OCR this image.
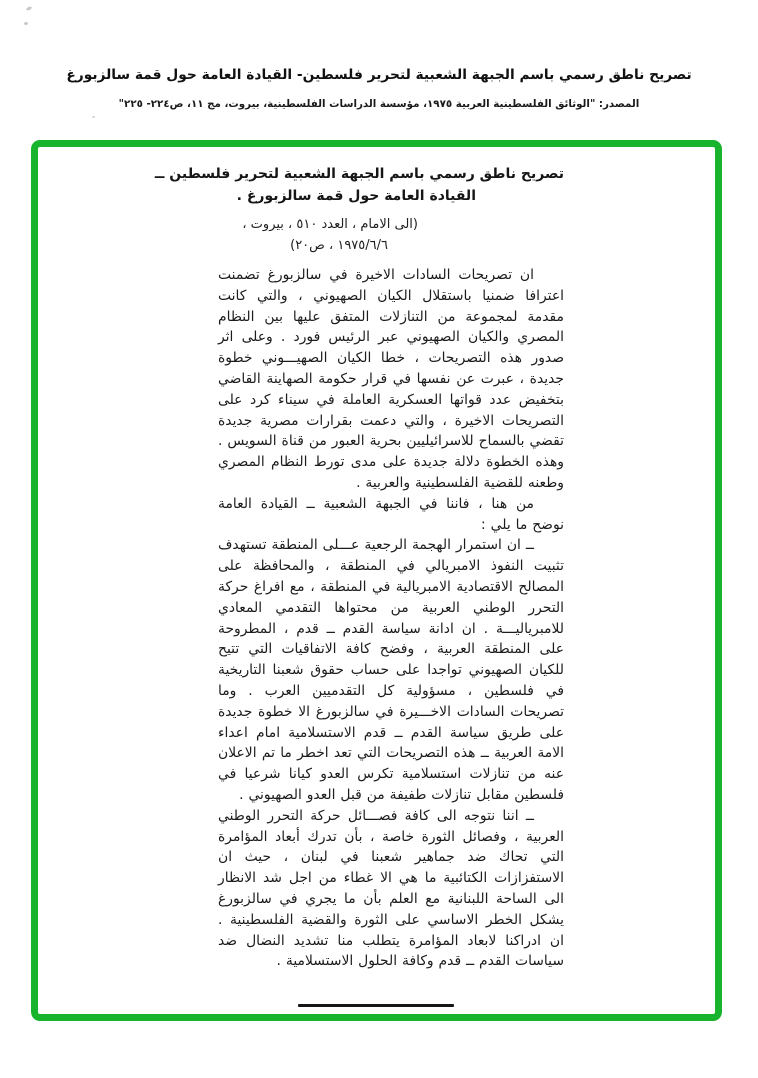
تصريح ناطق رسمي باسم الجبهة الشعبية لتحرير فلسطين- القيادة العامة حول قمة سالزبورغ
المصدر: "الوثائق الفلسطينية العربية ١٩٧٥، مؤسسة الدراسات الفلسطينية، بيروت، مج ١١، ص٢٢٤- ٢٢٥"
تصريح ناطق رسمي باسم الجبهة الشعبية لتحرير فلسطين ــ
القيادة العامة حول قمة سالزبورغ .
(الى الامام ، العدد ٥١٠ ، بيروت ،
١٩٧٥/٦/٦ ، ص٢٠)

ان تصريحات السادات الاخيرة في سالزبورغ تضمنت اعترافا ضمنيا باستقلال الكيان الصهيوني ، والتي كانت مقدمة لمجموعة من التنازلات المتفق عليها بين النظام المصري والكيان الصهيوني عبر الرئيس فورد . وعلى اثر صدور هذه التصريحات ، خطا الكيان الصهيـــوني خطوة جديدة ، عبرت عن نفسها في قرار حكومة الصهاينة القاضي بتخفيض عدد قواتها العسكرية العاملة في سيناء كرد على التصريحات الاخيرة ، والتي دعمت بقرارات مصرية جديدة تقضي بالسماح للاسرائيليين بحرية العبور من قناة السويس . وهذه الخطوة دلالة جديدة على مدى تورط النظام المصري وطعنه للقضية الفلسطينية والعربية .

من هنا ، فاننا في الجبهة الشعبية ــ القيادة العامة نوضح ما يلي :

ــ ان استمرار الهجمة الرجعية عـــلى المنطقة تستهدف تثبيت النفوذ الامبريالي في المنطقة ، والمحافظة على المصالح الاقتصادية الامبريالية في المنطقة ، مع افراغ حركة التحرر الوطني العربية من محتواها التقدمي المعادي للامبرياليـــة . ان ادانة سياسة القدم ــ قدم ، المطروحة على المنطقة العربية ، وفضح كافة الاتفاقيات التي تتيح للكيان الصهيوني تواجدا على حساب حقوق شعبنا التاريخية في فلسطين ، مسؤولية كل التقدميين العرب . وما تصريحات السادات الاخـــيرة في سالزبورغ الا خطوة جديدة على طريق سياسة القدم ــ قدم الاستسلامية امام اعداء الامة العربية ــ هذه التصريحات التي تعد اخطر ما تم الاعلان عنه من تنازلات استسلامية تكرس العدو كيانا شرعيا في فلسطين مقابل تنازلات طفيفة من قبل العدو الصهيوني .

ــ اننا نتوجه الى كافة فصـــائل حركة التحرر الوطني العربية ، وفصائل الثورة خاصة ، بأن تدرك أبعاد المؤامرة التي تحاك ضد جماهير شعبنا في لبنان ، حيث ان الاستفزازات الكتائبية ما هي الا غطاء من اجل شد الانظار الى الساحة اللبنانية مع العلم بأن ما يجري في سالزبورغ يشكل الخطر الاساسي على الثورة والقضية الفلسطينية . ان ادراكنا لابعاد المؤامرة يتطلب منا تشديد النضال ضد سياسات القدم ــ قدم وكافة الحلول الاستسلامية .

--

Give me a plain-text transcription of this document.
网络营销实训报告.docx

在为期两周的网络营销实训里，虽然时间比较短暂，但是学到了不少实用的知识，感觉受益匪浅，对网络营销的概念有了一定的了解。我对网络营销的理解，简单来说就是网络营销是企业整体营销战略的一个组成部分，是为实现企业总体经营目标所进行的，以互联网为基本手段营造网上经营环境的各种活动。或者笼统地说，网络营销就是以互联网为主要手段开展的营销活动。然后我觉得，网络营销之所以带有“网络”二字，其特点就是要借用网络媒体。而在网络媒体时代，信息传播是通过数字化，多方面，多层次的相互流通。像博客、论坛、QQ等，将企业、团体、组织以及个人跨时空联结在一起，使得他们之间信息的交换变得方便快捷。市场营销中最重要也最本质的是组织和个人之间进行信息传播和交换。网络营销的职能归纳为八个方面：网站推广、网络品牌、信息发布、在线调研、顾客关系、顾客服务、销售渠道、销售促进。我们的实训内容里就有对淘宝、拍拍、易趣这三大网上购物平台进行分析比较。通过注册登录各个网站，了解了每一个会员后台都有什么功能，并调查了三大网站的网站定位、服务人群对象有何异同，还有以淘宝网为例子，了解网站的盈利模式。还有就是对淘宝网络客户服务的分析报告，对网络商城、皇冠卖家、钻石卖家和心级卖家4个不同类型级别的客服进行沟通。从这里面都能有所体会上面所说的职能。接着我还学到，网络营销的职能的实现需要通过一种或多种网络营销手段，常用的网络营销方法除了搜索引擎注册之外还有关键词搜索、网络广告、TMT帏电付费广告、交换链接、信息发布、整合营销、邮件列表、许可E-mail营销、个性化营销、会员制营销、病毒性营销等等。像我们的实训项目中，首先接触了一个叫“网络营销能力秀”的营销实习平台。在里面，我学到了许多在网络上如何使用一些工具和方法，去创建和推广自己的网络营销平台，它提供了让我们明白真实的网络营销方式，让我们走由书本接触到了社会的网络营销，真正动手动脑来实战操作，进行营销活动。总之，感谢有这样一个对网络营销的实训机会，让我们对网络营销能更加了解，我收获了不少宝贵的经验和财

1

--

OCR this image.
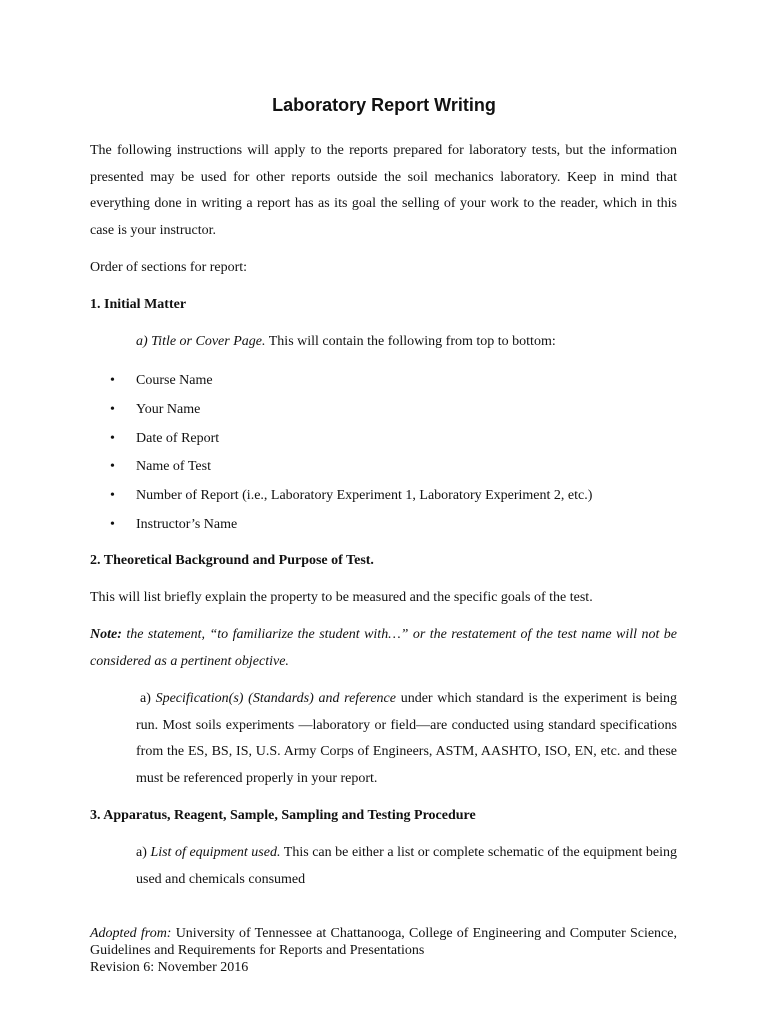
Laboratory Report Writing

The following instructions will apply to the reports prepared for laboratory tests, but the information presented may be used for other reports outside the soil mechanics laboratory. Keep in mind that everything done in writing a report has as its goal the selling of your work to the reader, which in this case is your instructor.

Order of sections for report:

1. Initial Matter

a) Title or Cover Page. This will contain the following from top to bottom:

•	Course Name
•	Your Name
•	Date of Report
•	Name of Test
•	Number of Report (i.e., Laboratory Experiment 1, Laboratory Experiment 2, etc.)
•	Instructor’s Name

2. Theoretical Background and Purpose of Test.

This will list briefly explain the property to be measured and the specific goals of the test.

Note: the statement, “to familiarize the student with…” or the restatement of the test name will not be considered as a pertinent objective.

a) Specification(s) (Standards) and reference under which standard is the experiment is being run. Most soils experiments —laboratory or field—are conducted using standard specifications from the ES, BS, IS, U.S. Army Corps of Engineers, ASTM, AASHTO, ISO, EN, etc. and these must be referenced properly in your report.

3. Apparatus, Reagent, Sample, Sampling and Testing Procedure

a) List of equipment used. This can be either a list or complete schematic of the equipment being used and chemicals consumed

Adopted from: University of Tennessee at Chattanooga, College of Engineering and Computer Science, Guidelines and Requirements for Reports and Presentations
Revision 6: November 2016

--

→ Task to carry out
Gather each line in the entries above where the string "الوطني" is found.

→ Exercise output
ــ ان استمرار الهجمة الرجعية عـــلى المنطقة تستهدف تثبيت النفوذ الامبريالي في المنطقة ، والمحافظة على المصالح الاقتصادية الامبريالية في المنطقة ، مع افراغ حركة التحرر الوطني العربية من محتواها التقدمي المعادي للامبرياليـــة . ان ادانة سياسة القدم ــ قدم ، المطروحة على المنطقة العربية ، وفضح كافة الاتفاقيات التي تتيح للكيان الصهيوني تواجدا على حساب حقوق شعبنا التاريخية في فلسطين ، مسؤولية كل التقدميين العرب . وما تصريحات السادات الاخـــيرة في سالزبورغ الا خطوة جديدة على طريق سياسة القدم ــ قدم الاستسلامية امام اعداء الامة العربية ــ هذه التصريحات التي تعد اخطر ما تم الاعلان عنه من تنازلات استسلامية تكرس العدو كيانا شرعيا في فلسطين مقابل تنازلات طفيفة من قبل العدو الصهيوني .
ــ اننا نتوجه الى كافة فصـــائل حركة التحرر الوطني العربية ، وفصائل الثورة خاصة ، بأن تدرك أبعاد المؤامرة التي تحاك ضد جماهير شعبنا في لبنان ، حيث ان الاستفزازات الكتائبية ما هي الا غطاء من اجل شد الانظار الى الساحة اللبنانية مع العلم بأن ما يجري في سالزبورغ يشكل الخطر الاساسي على الثورة والقضية الفلسطينية . ان ادراكنا لابعاد المؤامرة يتطلب منا تشديد النضال ضد سياسات القدم ــ قدم وكافة الحلول الاستسلامية .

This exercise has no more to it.